▶ Data for this task

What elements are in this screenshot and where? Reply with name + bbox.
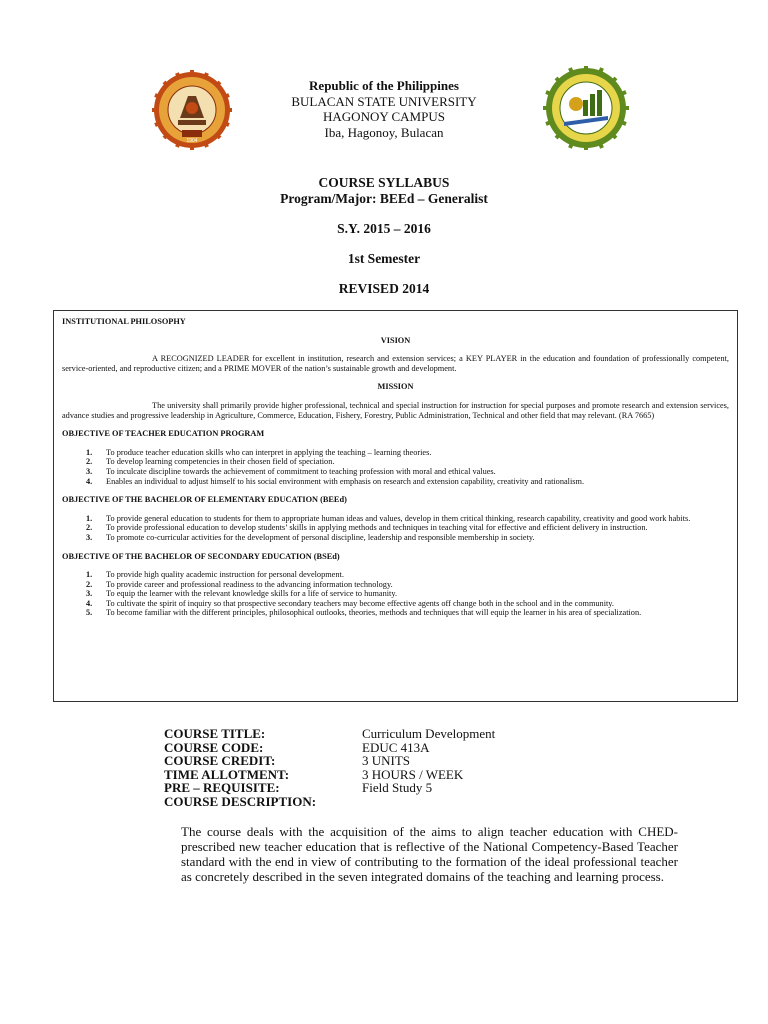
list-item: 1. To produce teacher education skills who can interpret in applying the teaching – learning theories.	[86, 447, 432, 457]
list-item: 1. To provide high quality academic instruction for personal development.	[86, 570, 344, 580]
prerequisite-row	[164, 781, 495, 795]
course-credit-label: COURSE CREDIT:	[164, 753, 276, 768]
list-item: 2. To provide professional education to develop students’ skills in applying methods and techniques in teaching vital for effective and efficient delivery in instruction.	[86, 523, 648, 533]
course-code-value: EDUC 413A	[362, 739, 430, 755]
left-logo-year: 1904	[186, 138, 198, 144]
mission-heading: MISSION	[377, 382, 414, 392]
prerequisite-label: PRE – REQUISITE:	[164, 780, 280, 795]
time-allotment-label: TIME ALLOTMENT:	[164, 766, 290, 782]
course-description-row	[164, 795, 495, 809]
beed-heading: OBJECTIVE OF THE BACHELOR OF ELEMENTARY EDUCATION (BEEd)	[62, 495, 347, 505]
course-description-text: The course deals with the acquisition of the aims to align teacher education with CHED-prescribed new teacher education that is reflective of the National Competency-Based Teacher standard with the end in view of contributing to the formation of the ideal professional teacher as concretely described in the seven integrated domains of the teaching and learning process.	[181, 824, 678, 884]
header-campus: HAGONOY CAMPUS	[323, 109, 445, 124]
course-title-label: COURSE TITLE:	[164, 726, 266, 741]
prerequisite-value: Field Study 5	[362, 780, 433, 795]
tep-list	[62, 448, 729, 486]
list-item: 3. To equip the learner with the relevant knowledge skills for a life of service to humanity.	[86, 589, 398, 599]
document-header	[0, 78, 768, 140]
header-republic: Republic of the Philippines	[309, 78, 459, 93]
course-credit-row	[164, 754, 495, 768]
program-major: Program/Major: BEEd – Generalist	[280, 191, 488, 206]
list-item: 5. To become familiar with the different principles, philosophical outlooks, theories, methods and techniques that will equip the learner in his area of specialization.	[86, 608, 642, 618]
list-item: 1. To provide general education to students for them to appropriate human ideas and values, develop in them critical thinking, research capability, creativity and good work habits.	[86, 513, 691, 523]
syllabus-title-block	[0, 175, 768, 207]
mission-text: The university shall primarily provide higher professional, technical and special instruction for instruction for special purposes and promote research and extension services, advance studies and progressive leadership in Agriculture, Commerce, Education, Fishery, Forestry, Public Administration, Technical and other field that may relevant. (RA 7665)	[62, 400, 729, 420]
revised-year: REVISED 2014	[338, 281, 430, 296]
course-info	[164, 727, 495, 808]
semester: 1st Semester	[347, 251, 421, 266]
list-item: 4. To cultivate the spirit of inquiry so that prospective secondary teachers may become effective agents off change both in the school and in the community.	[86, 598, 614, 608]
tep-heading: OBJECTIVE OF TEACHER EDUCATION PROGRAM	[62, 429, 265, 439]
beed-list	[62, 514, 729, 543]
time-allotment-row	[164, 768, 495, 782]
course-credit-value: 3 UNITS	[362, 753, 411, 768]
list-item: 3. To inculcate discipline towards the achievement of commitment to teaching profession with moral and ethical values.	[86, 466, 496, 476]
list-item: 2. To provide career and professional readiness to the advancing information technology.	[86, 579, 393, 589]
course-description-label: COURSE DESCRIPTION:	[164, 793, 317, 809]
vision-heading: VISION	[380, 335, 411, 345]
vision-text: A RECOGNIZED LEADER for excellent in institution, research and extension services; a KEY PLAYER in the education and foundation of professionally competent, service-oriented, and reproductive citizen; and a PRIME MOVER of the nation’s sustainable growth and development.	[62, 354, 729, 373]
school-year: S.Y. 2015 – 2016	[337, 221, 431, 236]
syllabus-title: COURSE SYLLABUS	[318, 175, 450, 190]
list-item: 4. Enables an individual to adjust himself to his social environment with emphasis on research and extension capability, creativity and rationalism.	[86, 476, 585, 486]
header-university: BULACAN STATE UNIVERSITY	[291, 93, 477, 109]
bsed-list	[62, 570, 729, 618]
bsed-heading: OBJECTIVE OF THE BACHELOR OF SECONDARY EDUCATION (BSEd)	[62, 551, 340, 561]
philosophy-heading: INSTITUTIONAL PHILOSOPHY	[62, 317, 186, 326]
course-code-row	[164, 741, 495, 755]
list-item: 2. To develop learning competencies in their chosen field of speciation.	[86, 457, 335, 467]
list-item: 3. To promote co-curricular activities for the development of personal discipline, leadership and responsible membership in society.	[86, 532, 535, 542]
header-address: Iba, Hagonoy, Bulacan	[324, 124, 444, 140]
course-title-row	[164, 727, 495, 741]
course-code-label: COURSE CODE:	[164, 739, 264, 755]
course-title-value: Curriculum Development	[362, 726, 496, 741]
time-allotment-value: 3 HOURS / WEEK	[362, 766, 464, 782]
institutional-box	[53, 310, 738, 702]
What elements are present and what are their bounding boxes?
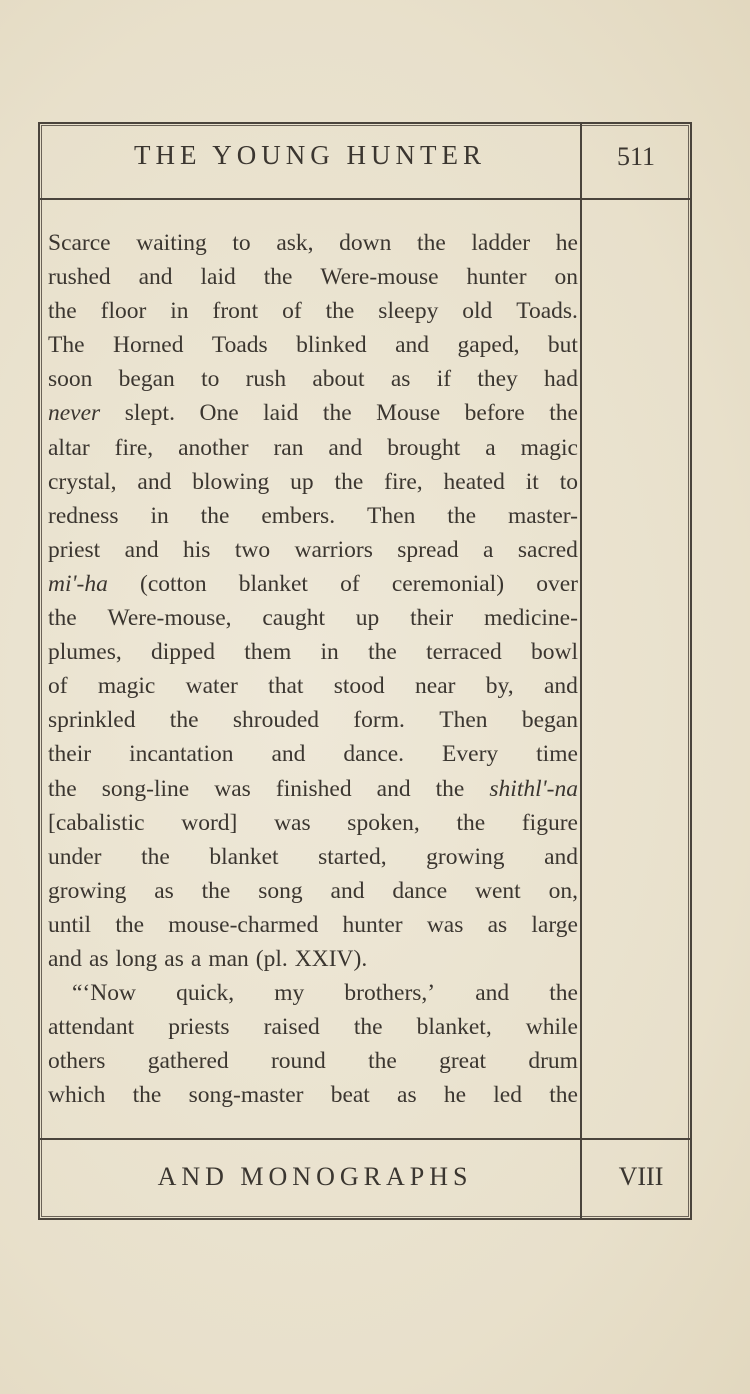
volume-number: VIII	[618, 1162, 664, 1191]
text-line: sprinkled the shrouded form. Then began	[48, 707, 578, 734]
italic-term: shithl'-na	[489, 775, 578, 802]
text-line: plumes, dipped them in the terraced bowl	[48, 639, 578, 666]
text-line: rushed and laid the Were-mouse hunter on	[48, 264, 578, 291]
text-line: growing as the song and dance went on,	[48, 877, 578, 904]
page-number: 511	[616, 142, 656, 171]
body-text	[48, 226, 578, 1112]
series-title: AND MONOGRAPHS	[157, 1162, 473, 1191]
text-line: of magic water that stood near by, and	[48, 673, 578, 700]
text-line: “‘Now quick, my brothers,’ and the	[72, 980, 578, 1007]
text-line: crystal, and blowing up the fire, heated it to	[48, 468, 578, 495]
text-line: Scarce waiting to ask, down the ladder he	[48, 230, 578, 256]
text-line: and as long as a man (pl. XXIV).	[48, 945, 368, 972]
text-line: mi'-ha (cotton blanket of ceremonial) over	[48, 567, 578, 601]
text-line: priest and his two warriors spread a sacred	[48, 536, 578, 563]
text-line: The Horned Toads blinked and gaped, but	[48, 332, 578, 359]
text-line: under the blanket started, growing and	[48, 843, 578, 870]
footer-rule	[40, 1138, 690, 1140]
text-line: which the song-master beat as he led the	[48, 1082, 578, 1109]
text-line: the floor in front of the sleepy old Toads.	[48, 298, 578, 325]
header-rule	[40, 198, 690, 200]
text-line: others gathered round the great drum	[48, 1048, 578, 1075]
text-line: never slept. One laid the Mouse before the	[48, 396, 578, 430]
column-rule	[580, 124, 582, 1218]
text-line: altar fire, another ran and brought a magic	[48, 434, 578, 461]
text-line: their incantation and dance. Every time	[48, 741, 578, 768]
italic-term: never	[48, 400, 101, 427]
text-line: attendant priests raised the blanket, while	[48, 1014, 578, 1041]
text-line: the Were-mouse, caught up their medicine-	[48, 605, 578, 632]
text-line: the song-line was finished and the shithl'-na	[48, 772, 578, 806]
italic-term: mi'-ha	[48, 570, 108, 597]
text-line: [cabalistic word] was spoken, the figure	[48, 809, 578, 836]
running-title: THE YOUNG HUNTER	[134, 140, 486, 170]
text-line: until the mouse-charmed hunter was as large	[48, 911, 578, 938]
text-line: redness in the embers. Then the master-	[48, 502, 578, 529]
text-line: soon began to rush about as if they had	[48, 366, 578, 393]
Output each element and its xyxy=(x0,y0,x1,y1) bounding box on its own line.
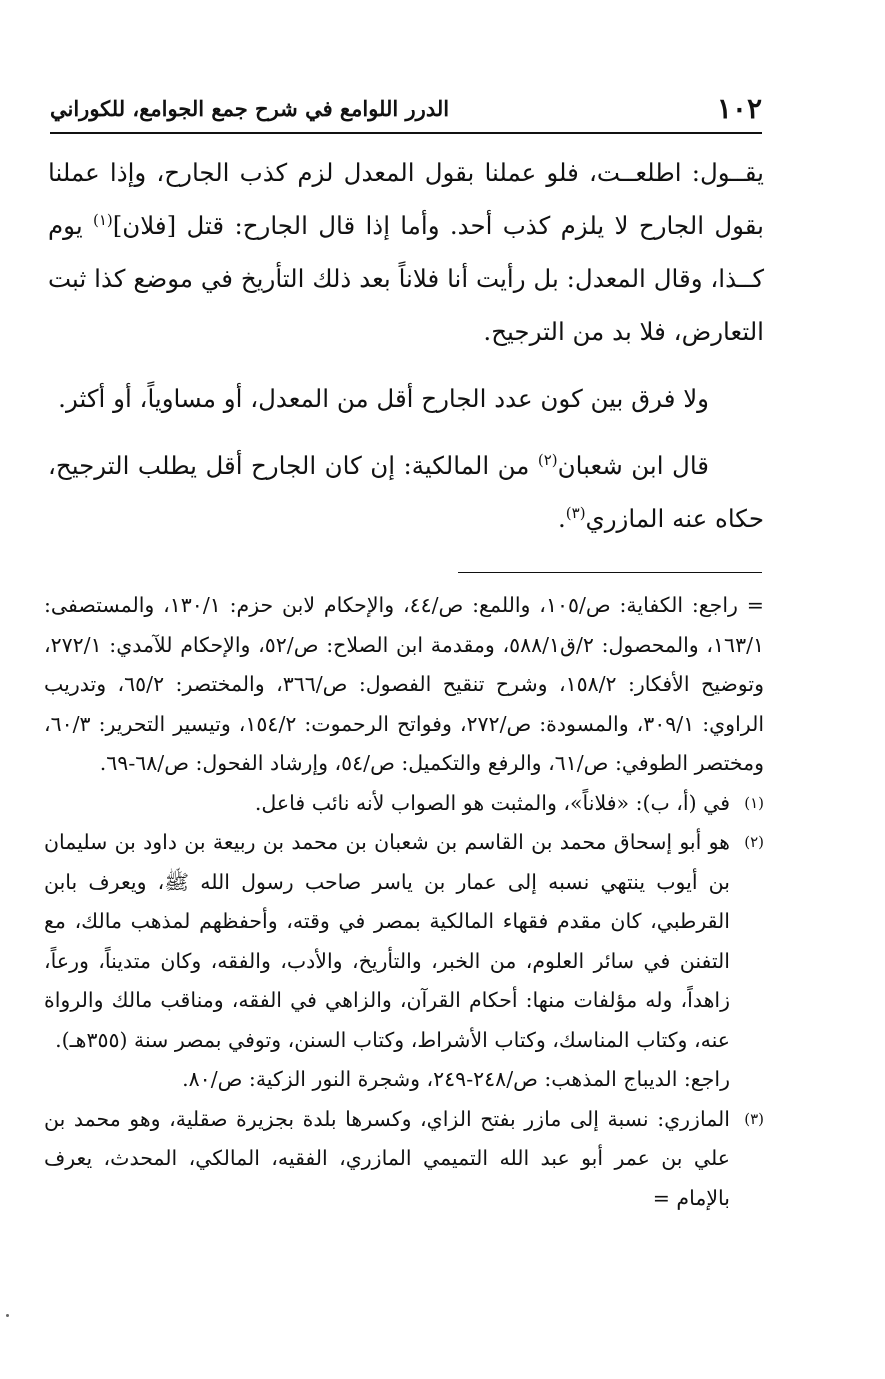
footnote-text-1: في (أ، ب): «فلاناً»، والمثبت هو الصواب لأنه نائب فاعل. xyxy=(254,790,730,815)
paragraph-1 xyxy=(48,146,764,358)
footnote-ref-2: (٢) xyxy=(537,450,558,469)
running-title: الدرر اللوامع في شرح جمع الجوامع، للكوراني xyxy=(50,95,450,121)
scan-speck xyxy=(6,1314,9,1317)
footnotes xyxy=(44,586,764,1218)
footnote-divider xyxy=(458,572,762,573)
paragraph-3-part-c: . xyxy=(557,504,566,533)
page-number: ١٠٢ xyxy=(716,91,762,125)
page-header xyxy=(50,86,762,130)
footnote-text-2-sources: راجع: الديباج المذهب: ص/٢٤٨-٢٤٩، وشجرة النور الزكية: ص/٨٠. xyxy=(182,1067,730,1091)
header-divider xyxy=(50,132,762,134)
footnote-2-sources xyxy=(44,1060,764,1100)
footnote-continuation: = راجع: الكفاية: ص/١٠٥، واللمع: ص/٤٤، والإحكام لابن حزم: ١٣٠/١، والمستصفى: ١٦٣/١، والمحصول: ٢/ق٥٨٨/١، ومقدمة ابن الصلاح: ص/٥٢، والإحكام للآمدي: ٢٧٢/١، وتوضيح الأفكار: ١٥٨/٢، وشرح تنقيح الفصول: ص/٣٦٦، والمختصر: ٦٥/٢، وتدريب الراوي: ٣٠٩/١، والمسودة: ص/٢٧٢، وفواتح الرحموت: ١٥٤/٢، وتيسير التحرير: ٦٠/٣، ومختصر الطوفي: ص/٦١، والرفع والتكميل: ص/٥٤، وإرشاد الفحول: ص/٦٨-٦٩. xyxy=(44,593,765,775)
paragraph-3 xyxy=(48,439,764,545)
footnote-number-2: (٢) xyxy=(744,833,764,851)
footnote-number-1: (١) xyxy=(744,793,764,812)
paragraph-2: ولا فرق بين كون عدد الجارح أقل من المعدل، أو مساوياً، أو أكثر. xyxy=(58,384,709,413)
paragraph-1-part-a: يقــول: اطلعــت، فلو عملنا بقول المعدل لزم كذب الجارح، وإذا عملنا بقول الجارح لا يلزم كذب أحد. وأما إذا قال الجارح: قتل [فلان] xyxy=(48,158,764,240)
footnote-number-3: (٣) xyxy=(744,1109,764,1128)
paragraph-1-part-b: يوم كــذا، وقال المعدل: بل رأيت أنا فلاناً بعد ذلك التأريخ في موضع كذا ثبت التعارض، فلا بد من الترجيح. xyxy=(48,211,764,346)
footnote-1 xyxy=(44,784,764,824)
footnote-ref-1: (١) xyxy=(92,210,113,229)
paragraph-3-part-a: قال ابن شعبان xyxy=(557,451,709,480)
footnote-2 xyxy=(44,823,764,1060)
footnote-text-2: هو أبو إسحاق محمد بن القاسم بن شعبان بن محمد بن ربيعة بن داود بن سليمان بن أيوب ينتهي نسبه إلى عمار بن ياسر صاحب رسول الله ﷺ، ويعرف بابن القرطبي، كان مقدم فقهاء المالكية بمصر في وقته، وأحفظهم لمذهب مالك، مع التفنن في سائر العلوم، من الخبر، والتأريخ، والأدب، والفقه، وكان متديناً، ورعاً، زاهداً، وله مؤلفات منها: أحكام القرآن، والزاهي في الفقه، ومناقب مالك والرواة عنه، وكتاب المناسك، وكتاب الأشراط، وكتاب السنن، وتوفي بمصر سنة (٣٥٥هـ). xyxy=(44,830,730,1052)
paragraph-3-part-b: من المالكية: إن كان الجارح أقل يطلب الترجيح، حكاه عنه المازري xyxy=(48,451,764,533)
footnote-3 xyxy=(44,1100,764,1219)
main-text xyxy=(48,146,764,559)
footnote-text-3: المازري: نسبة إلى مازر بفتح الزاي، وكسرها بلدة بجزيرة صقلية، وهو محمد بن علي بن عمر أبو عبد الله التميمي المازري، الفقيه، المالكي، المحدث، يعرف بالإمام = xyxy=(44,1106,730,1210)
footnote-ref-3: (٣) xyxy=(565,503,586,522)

▶ Given exercise
Retype the lines starting at the one that contains "list-item: 1. To produce" and ending at the one that contains "382, 414, 392]", both included.

▶ Answer to the problem
list-item: 1. To produce teacher education skills who can interpret in applying the teaching – learning theories.	[86, 447, 432, 457]
list-item: 1. To provide high quality academic instruction for personal development.	[86, 570, 344, 580]
prerequisite-row	[164, 781, 495, 795]
course-credit-label: COURSE CREDIT:	[164, 753, 276, 768]
list-item: 2. To provide professional education to develop students’ skills in applying methods and techniques in teaching vital for effective and efficient delivery in instruction.	[86, 523, 648, 533]
course-code-value: EDUC 413A	[362, 739, 430, 755]
left-logo-year: 1904	[186, 138, 198, 144]
mission-heading: MISSION	[377, 382, 414, 392]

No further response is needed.